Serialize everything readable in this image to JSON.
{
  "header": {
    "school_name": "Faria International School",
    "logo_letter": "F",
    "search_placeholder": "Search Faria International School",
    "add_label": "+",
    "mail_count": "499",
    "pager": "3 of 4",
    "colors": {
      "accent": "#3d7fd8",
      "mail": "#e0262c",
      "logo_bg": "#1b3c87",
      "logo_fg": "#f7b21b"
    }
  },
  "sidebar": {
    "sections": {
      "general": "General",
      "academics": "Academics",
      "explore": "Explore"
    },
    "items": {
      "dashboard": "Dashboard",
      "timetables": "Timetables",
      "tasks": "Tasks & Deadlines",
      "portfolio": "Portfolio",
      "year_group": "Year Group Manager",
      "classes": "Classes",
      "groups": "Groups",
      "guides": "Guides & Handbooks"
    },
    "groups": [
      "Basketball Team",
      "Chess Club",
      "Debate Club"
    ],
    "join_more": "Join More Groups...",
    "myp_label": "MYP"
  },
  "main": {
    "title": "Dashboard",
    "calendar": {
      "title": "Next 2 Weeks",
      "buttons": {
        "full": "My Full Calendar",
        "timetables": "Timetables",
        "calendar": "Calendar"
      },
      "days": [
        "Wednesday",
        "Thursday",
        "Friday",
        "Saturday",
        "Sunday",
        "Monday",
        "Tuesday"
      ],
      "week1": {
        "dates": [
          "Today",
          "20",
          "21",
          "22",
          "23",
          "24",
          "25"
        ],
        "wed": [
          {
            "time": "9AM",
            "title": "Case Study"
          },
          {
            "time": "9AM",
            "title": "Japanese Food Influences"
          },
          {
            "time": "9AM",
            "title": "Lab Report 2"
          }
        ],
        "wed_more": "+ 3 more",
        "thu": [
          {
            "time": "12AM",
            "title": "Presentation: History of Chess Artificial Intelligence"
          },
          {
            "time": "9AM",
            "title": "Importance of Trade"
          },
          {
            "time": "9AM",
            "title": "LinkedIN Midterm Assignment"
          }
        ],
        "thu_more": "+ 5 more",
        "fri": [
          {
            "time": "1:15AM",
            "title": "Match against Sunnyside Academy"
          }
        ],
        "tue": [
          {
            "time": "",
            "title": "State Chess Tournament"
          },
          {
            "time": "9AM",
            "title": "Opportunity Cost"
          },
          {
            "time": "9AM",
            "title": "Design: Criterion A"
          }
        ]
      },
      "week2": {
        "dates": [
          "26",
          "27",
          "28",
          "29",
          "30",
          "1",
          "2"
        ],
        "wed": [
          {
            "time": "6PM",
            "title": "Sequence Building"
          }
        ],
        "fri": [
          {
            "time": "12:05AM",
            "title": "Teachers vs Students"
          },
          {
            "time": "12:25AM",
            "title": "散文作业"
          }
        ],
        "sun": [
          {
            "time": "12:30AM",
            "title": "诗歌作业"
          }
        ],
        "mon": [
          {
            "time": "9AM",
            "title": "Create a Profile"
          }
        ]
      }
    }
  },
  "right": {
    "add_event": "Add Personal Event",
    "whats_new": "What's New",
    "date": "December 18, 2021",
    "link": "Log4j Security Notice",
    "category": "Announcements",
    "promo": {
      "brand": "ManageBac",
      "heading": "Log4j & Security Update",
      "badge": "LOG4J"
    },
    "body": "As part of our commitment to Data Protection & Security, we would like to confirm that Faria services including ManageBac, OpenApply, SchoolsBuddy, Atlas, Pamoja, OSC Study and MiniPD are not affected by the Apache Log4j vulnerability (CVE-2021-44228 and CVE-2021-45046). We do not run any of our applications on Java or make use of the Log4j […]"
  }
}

:::

*Exercise brief*. Report all lines of the data above that include the string "Faria".

*Reply to the exercise*.
    "school_name": "Faria International School",
    "search_placeholder": "Search Faria International School",
    "body": "As part of our commitment to Data Protection & Security, we would like to confirm that Faria services including ManageBac, OpenApply, SchoolsBuddy, Atlas, Pamoja, OSC Study and MiniPD are not affected by the Apache Log4j vulnerability (CVE-2021-44228 and CVE-2021-45046). We do not run any of our applications on Java or make use of the Log4j […]"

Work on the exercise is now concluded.